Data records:
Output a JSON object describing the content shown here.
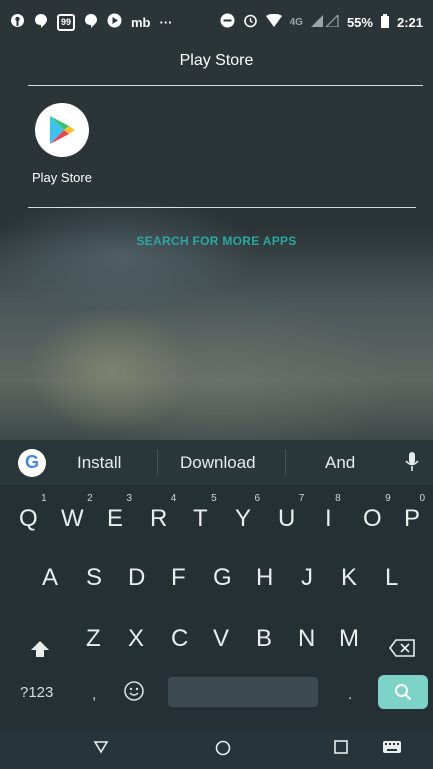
{
  "status_bar": {
    "badge_number": "99",
    "mb_label": "mb",
    "network_label": "4G",
    "battery": "55%",
    "time": "2:21"
  },
  "search": {
    "query": "Play Store"
  },
  "results": [
    {
      "label": "Play Store",
      "icon": "play-store-icon"
    }
  ],
  "more_apps_label": "SEARCH FOR MORE APPS",
  "keyboard": {
    "suggestions": [
      "Install",
      "Download",
      "And"
    ],
    "row1": [
      [
        "Q",
        "1"
      ],
      [
        "W",
        "2"
      ],
      [
        "E",
        "3"
      ],
      [
        "R",
        "4"
      ],
      [
        "T",
        "5"
      ],
      [
        "Y",
        "6"
      ],
      [
        "U",
        "7"
      ],
      [
        "I",
        "8"
      ],
      [
        "O",
        "9"
      ],
      [
        "P",
        "0"
      ]
    ],
    "row2": [
      "A",
      "S",
      "D",
      "F",
      "G",
      "H",
      "J",
      "K",
      "L"
    ],
    "row3": [
      "Z",
      "X",
      "C",
      "V",
      "B",
      "N",
      "M"
    ],
    "symbols_label": "?123",
    "comma": ",",
    "period": "."
  },
  "colors": {
    "accent": "#2aa8a1",
    "search_key": "#7dd3c8",
    "keyboard_bg": "#253034"
  }
}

- **GIVEN INSTRUCTION**:
Return the full material word for word. Do not include the pictures.

- **WORKED ANSWER**:
Output a JSON object describing the content shown here.
{
  "status_bar": {
    "badge_number": "99",
    "mb_label": "mb",
    "network_label": "4G",
    "battery": "55%",
    "time": "2:21"
  },
  "search": {
    "query": "Play Store"
  },
  "results": [
    {
      "label": "Play Store",
      "icon": "play-store-icon"
    }
  ],
  "more_apps_label": "SEARCH FOR MORE APPS",
  "keyboard": {
    "suggestions": [
      "Install",
      "Download",
      "And"
    ],
    "row1": [
      [
        "Q",
        "1"
      ],
      [
        "W",
        "2"
      ],
      [
        "E",
        "3"
      ],
      [
        "R",
        "4"
      ],
      [
        "T",
        "5"
      ],
      [
        "Y",
        "6"
      ],
      [
        "U",
        "7"
      ],
      [
        "I",
        "8"
      ],
      [
        "O",
        "9"
      ],
      [
        "P",
        "0"
      ]
    ],
    "row2": [
      "A",
      "S",
      "D",
      "F",
      "G",
      "H",
      "J",
      "K",
      "L"
    ],
    "row3": [
      "Z",
      "X",
      "C",
      "V",
      "B",
      "N",
      "M"
    ],
    "symbols_label": "?123",
    "comma": ",",
    "period": "."
  },
  "colors": {
    "accent": "#2aa8a1",
    "search_key": "#7dd3c8",
    "keyboard_bg": "#253034"
  }
}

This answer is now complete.